-- begin DATA SHOWN --
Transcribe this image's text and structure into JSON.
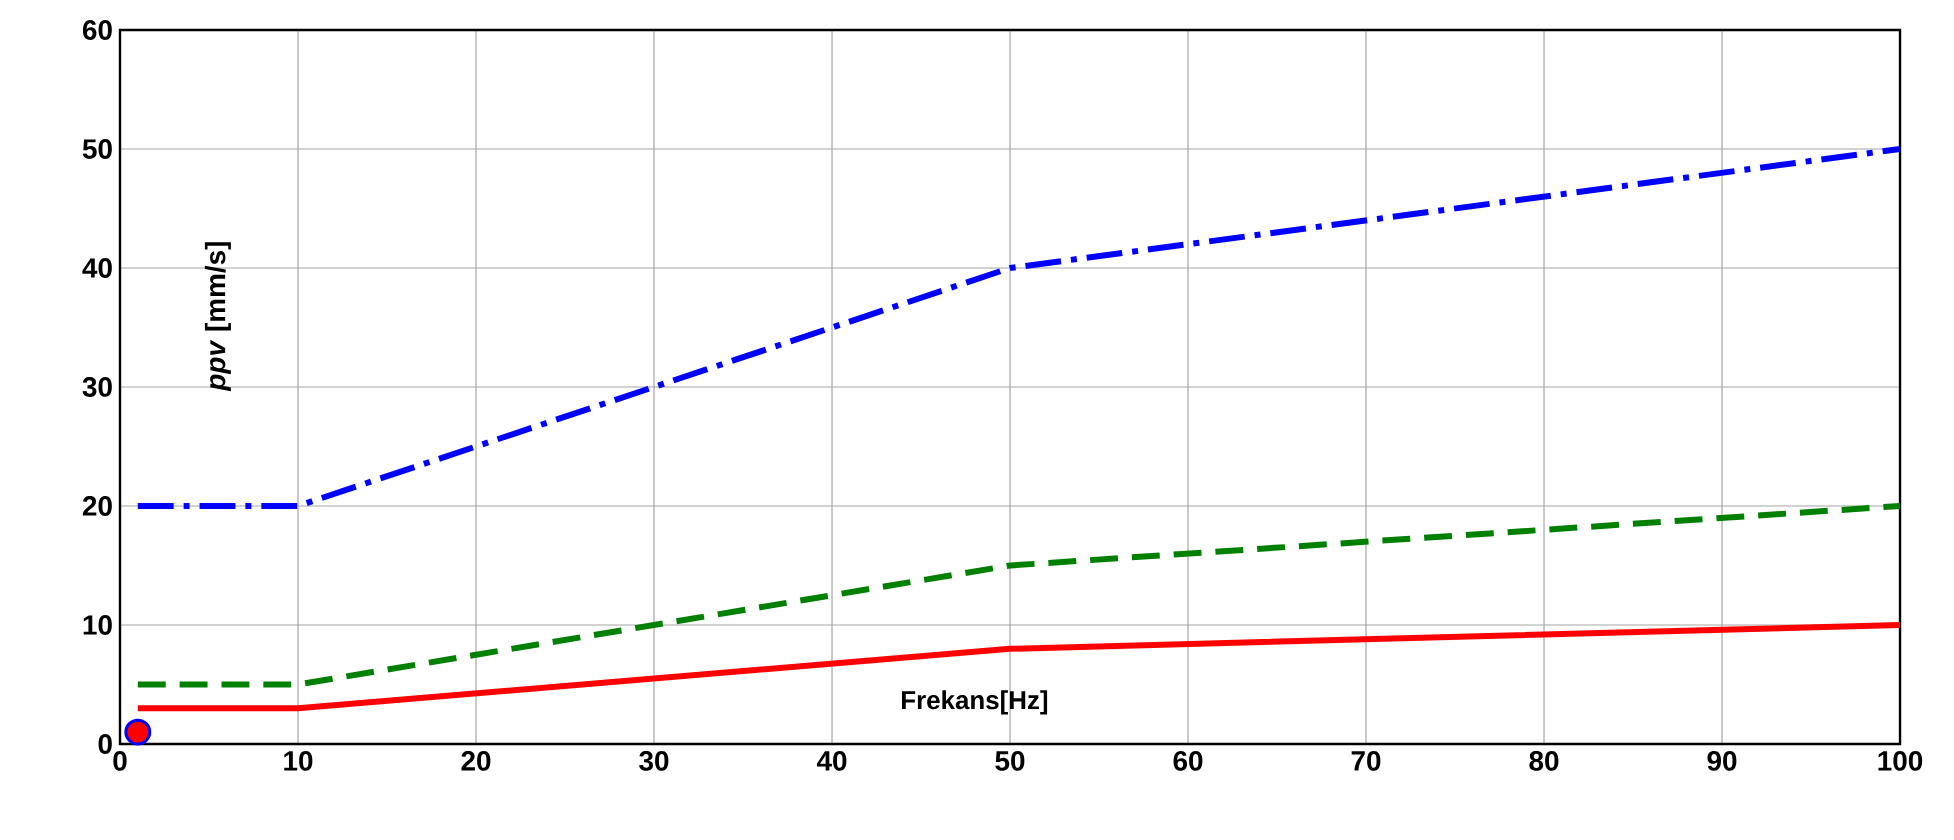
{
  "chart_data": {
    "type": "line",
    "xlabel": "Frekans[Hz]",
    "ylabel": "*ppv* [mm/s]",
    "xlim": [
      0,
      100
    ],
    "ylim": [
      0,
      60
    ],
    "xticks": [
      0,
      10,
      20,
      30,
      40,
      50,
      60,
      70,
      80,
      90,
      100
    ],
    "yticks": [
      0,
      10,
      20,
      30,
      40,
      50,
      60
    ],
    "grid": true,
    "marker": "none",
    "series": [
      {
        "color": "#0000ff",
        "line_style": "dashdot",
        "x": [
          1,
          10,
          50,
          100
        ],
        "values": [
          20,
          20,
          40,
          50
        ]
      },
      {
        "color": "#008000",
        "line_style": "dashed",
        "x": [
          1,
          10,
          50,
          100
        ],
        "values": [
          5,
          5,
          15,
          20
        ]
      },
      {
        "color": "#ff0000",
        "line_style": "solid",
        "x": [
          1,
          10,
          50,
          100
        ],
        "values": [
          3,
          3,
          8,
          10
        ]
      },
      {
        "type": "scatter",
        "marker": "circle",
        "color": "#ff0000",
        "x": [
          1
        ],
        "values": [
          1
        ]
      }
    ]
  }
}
-- end DATA SHOWN --
SHORT TASK |
Without the pictures, print the records in full, exactly as they appear.

WRITTEN RESPONSE |
Transcribe this image's text and structure into JSON.
{
  "chart_data": {
    "type": "line",
    "xlabel": "Frekans[Hz]",
    "ylabel": "*ppv* [mm/s]",
    "xlim": [
      0,
      100
    ],
    "ylim": [
      0,
      60
    ],
    "xticks": [
      0,
      10,
      20,
      30,
      40,
      50,
      60,
      70,
      80,
      90,
      100
    ],
    "yticks": [
      0,
      10,
      20,
      30,
      40,
      50,
      60
    ],
    "grid": true,
    "marker": "none",
    "series": [
      {
        "color": "#0000ff",
        "line_style": "dashdot",
        "x": [
          1,
          10,
          50,
          100
        ],
        "values": [
          20,
          20,
          40,
          50
        ]
      },
      {
        "color": "#008000",
        "line_style": "dashed",
        "x": [
          1,
          10,
          50,
          100
        ],
        "values": [
          5,
          5,
          15,
          20
        ]
      },
      {
        "color": "#ff0000",
        "line_style": "solid",
        "x": [
          1,
          10,
          50,
          100
        ],
        "values": [
          3,
          3,
          8,
          10
        ]
      },
      {
        "type": "scatter",
        "marker": "circle",
        "color": "#ff0000",
        "x": [
          1
        ],
        "values": [
          1
        ]
      }
    ]
  }
}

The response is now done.